__WORK TO COMPLETE__. Reproduce the entries word for word, and omit any picture you find in them.
** Start of MATERIAL TO PROCESS **
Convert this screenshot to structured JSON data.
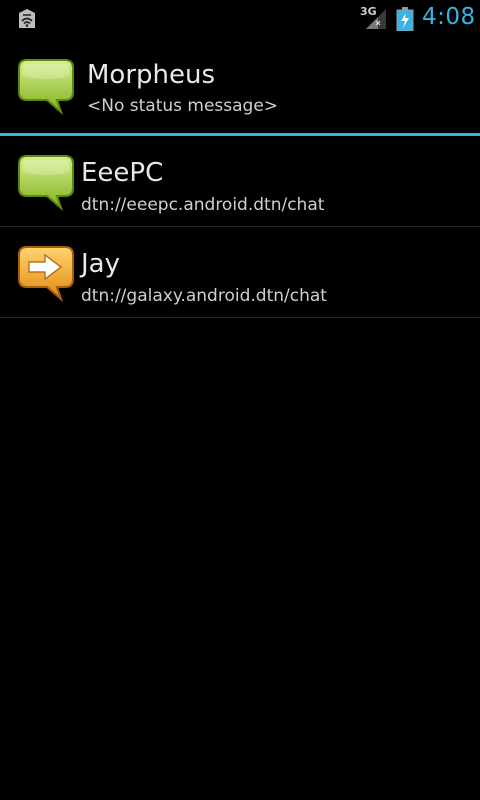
{
  "status_bar": {
    "network_type": "3G",
    "time": "4:08",
    "app_icon": "dtn-notification-icon",
    "signal_icon": "signal-icon",
    "battery_icon": "battery-charging-icon",
    "accent_color": "#33b5e5"
  },
  "profile": {
    "name": "Morpheus",
    "status": "<No status message>",
    "presence_icon": "green-chat-bubble-icon",
    "presence_color": "#9ccc3c"
  },
  "buddies": [
    {
      "name": "EeePC",
      "address": "dtn://eeepc.android.dtn/chat",
      "presence_icon": "green-chat-bubble-icon",
      "presence_color": "#9ccc3c"
    },
    {
      "name": "Jay",
      "address": "dtn://galaxy.android.dtn/chat",
      "presence_icon": "orange-arrow-bubble-icon",
      "presence_color": "#f0a92e"
    }
  ]
}
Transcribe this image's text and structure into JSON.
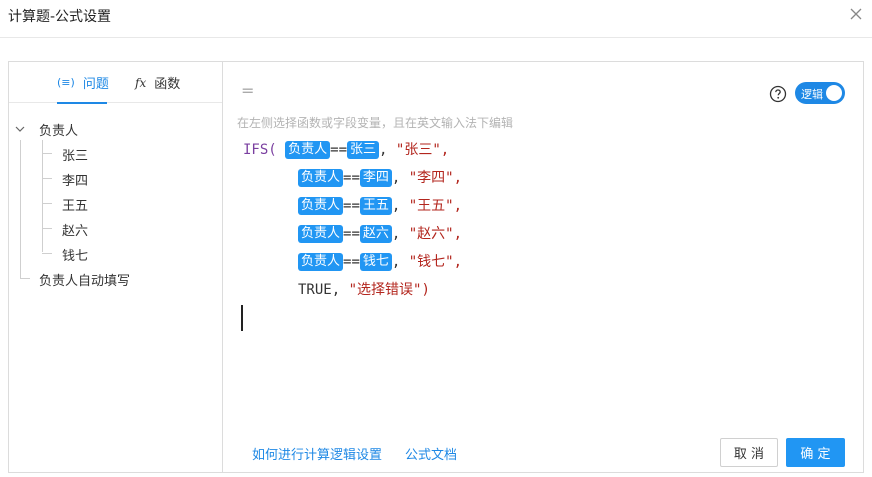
{
  "dialog": {
    "title": "计算题-公式设置"
  },
  "tabs": {
    "question_label": "问题",
    "function_label": "函数"
  },
  "tree": {
    "root_label": "负责人",
    "children": [
      "张三",
      "李四",
      "王五",
      "赵六",
      "钱七"
    ],
    "sibling_label": "负责人自动填写"
  },
  "editor": {
    "equals": "=",
    "hint": "在左侧选择函数或字段变量，且在英文输入法下编辑",
    "logic_toggle_label": "逻辑",
    "logic_toggle_on": true,
    "formula": {
      "fn_name": "IFS(",
      "field": "负责人",
      "op": "==",
      "lines": [
        {
          "value_tag": "张三",
          "result": "\"张三\","
        },
        {
          "value_tag": "李四",
          "result": "\"李四\","
        },
        {
          "value_tag": "王五",
          "result": "\"王五\","
        },
        {
          "value_tag": "赵六",
          "result": "\"赵六\","
        },
        {
          "value_tag": "钱七",
          "result": "\"钱七\","
        }
      ],
      "default_cond": "TRUE,",
      "default_result": "\"选择错误\")"
    }
  },
  "footer": {
    "link_logic": "如何进行计算逻辑设置",
    "link_doc": "公式文档",
    "cancel_label": "取 消",
    "ok_label": "确 定"
  },
  "colors": {
    "accent": "#2196f3",
    "string": "#b3261e",
    "function": "#7a3fa0"
  }
}
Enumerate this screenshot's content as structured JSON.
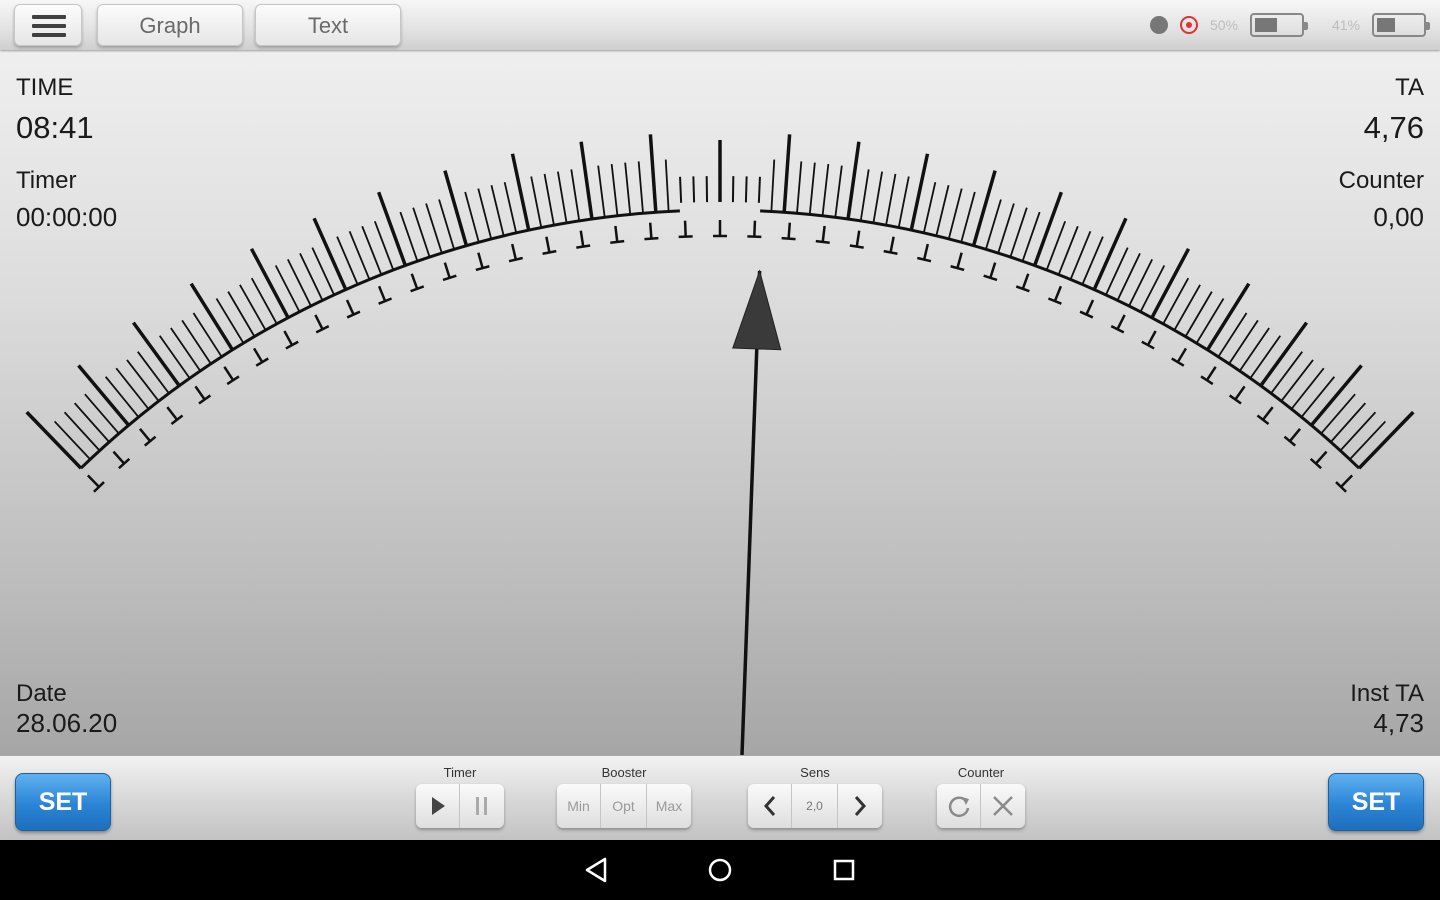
{
  "topbar": {
    "graph_label": "Graph",
    "text_label": "Text",
    "battery1_percent": "50%",
    "battery1_level": 0.5,
    "battery2_percent": "41%",
    "battery2_level": 0.41
  },
  "readouts": {
    "time_label": "TIME",
    "time_value": "08:41",
    "timer_label": "Timer",
    "timer_value": "00:00:00",
    "date_label": "Date",
    "date_value": "28.06.20",
    "ta_label": "TA",
    "ta_value": "4,76",
    "counter_label": "Counter",
    "counter_value": "0,00",
    "inst_ta_label": "Inst TA",
    "inst_ta_value": "4,73"
  },
  "meter": {
    "needle_fraction": 0.53
  },
  "controls": {
    "set_left": "SET",
    "set_right": "SET",
    "timer_title": "Timer",
    "booster_title": "Booster",
    "booster_min": "Min",
    "booster_opt": "Opt",
    "booster_max": "Max",
    "sens_title": "Sens",
    "sens_value": "2,0",
    "counter_title": "Counter"
  },
  "colors": {
    "set_button": "#2b84d6",
    "record_indicator": "#d33333"
  }
}
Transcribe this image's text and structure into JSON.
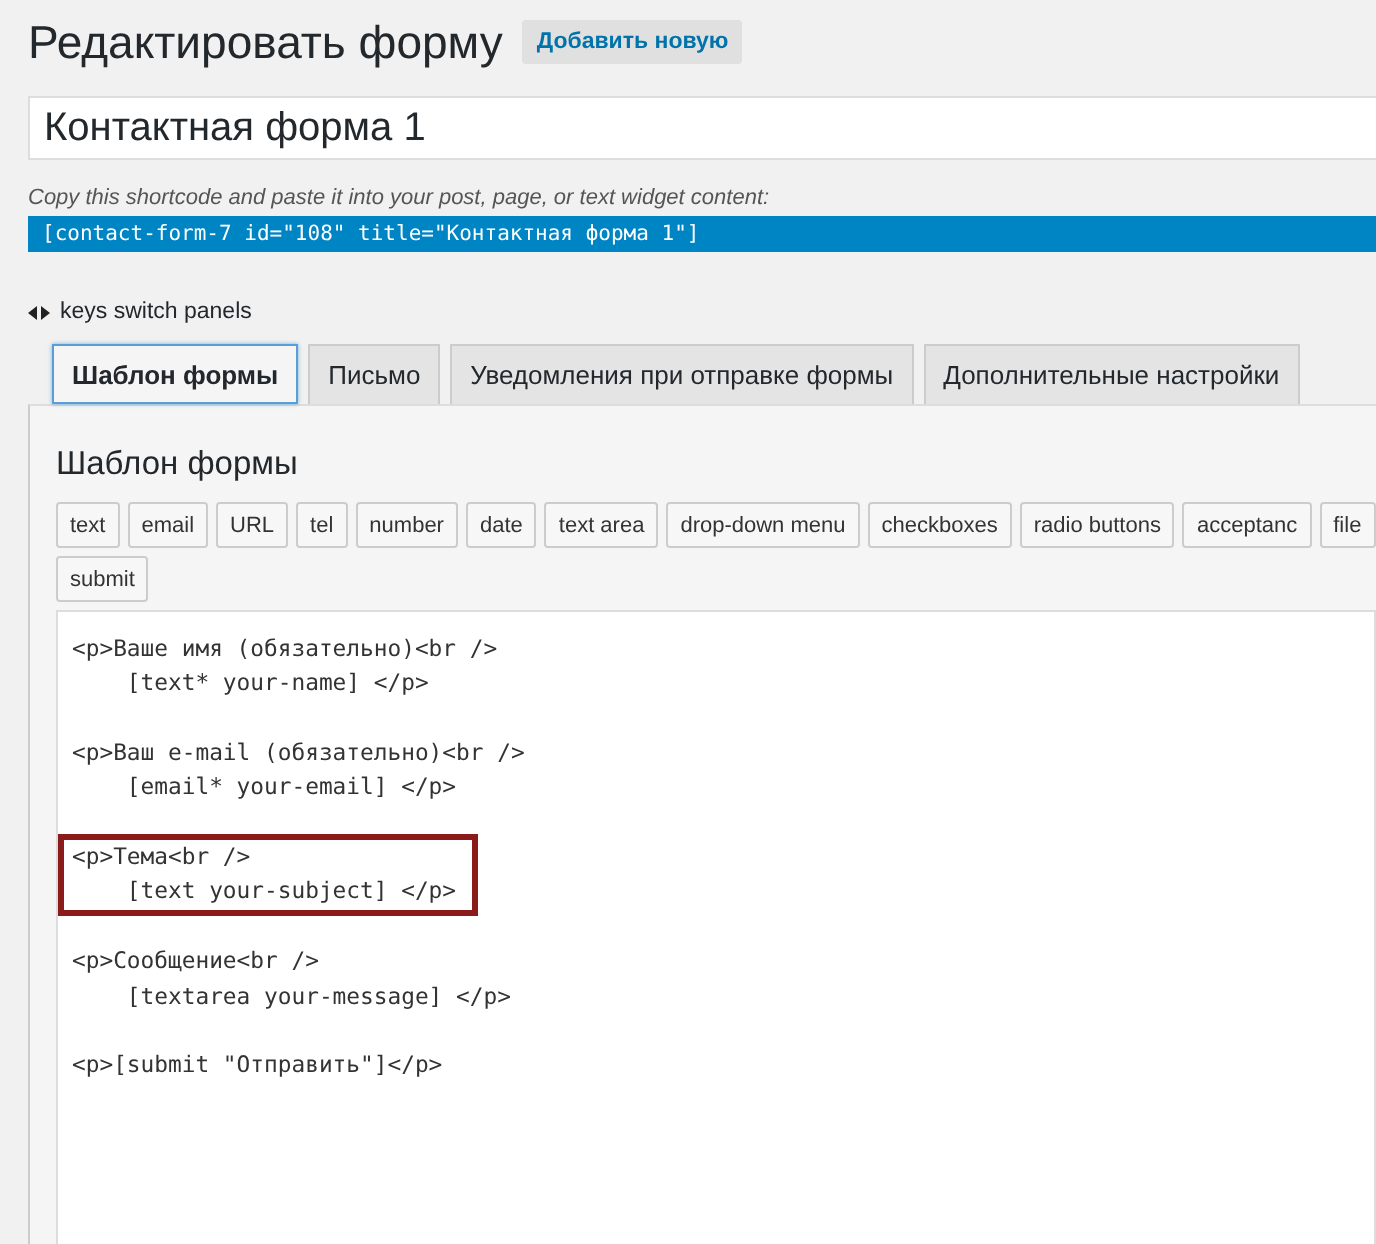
{
  "page_title": "Редактировать форму",
  "add_new_button": "Добавить новую",
  "form_title": {
    "value": "Контактная форма 1"
  },
  "shortcode_hint": "Copy this shortcode and paste it into your post, page, or text widget content:",
  "shortcode": "[contact-form-7 id=\"108\" title=\"Контактная форма 1\"]",
  "keys_hint": "keys switch panels",
  "tabs": [
    {
      "label": "Шаблон формы",
      "selected": true
    },
    {
      "label": "Письмо",
      "selected": false
    },
    {
      "label": "Уведомления при отправке формы",
      "selected": false
    },
    {
      "label": "Дополнительные настройки",
      "selected": false
    }
  ],
  "panel": {
    "heading": "Шаблон формы",
    "tag_buttons": [
      "text",
      "email",
      "URL",
      "tel",
      "number",
      "date",
      "text area",
      "drop-down menu",
      "checkboxes",
      "radio buttons",
      "acceptanc",
      "file",
      "submit"
    ],
    "editor_blocks": [
      {
        "highlighted": false,
        "lines": [
          "<p>Ваше имя (обязательно)<br />",
          "    [text* your-name] </p>"
        ]
      },
      {
        "highlighted": false,
        "lines": [
          "<p>Ваш e-mail (обязательно)<br />",
          "    [email* your-email] </p>"
        ]
      },
      {
        "highlighted": true,
        "lines": [
          "<p>Тема<br />",
          "    [text your-subject] </p>"
        ]
      },
      {
        "highlighted": false,
        "lines": [
          "<p>Сообщение<br />",
          "    [textarea your-message] </p>"
        ]
      },
      {
        "highlighted": false,
        "lines": [
          "<p>[submit \"Отправить\"]</p>"
        ]
      }
    ]
  }
}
** End of MATERIAL TO PROCESS **
__SOLUTION TO THE EXERCISE__.
Convert this screenshot to structured JSON data.
{
  "status_bar": {
    "network_type": "3G",
    "time": "4:08",
    "app_icon": "dtn-notification-icon",
    "signal_icon": "signal-icon",
    "battery_icon": "battery-charging-icon",
    "accent_color": "#33b5e5"
  },
  "profile": {
    "name": "Morpheus",
    "status": "<No status message>",
    "presence_icon": "green-chat-bubble-icon",
    "presence_color": "#9ccc3c"
  },
  "buddies": [
    {
      "name": "EeePC",
      "address": "dtn://eeepc.android.dtn/chat",
      "presence_icon": "green-chat-bubble-icon",
      "presence_color": "#9ccc3c"
    },
    {
      "name": "Jay",
      "address": "dtn://galaxy.android.dtn/chat",
      "presence_icon": "orange-arrow-bubble-icon",
      "presence_color": "#f0a92e"
    }
  ]
}
Transcribe this image's text and structure into JSON.
{
  "dialog": {
    "title": "计算题-公式设置"
  },
  "tabs": {
    "question_label": "问题",
    "function_label": "函数"
  },
  "tree": {
    "root_label": "负责人",
    "children": [
      "张三",
      "李四",
      "王五",
      "赵六",
      "钱七"
    ],
    "sibling_label": "负责人自动填写"
  },
  "editor": {
    "equals": "=",
    "hint": "在左侧选择函数或字段变量，且在英文输入法下编辑",
    "logic_toggle_label": "逻辑",
    "logic_toggle_on": true,
    "formula": {
      "fn_name": "IFS(",
      "field": "负责人",
      "op": "==",
      "lines": [
        {
          "value_tag": "张三",
          "result": "\"张三\","
        },
        {
          "value_tag": "李四",
          "result": "\"李四\","
        },
        {
          "value_tag": "王五",
          "result": "\"王五\","
        },
        {
          "value_tag": "赵六",
          "result": "\"赵六\","
        },
        {
          "value_tag": "钱七",
          "result": "\"钱七\","
        }
      ],
      "default_cond": "TRUE,",
      "default_result": "\"选择错误\")"
    }
  },
  "footer": {
    "link_logic": "如何进行计算逻辑设置",
    "link_doc": "公式文档",
    "cancel_label": "取 消",
    "ok_label": "确 定"
  },
  "colors": {
    "accent": "#2196f3",
    "string": "#b3261e",
    "function": "#7a3fa0"
  }
}
Enumerate this screenshot's content as structured JSON.
{
  "topbar": {
    "graph_label": "Graph",
    "text_label": "Text",
    "battery1_percent": "50%",
    "battery1_level": 0.5,
    "battery2_percent": "41%",
    "battery2_level": 0.41
  },
  "readouts": {
    "time_label": "TIME",
    "time_value": "08:41",
    "timer_label": "Timer",
    "timer_value": "00:00:00",
    "date_label": "Date",
    "date_value": "28.06.20",
    "ta_label": "TA",
    "ta_value": "4,76",
    "counter_label": "Counter",
    "counter_value": "0,00",
    "inst_ta_label": "Inst TA",
    "inst_ta_value": "4,73"
  },
  "meter": {
    "needle_fraction": 0.53
  },
  "controls": {
    "set_left": "SET",
    "set_right": "SET",
    "timer_title": "Timer",
    "booster_title": "Booster",
    "booster_min": "Min",
    "booster_opt": "Opt",
    "booster_max": "Max",
    "sens_title": "Sens",
    "sens_value": "2,0",
    "counter_title": "Counter"
  },
  "colors": {
    "set_button": "#2b84d6",
    "record_indicator": "#d33333"
  }
}
Transcribe this image's text and structure into JSON.
{
  "page_title": "Редактировать форму",
  "add_new_button": "Добавить новую",
  "form_title": {
    "value": "Контактная форма 1"
  },
  "shortcode_hint": "Copy this shortcode and paste it into your post, page, or text widget content:",
  "shortcode": "[contact-form-7 id=\"108\" title=\"Контактная форма 1\"]",
  "keys_hint": "keys switch panels",
  "tabs": [
    {
      "label": "Шаблон формы",
      "selected": true
    },
    {
      "label": "Письмо",
      "selected": false
    },
    {
      "label": "Уведомления при отправке формы",
      "selected": false
    },
    {
      "label": "Дополнительные настройки",
      "selected": false
    }
  ],
  "panel": {
    "heading": "Шаблон формы",
    "tag_buttons": [
      "text",
      "email",
      "URL",
      "tel",
      "number",
      "date",
      "text area",
      "drop-down menu",
      "checkboxes",
      "radio buttons",
      "acceptanc",
      "file",
      "submit"
    ],
    "editor_blocks": [
      {
        "highlighted": false,
        "lines": [
          "<p>Ваше имя (обязательно)<br />",
          "    [text* your-name] </p>"
        ]
      },
      {
        "highlighted": false,
        "lines": [
          "<p>Ваш e-mail (обязательно)<br />",
          "    [email* your-email] </p>"
        ]
      },
      {
        "highlighted": true,
        "lines": [
          "<p>Тема<br />",
          "    [text your-subject] </p>"
        ]
      },
      {
        "highlighted": false,
        "lines": [
          "<p>Сообщение<br />",
          "    [textarea your-message] </p>"
        ]
      },
      {
        "highlighted": false,
        "lines": [
          "<p>[submit \"Отправить\"]</p>"
        ]
      }
    ]
  }
}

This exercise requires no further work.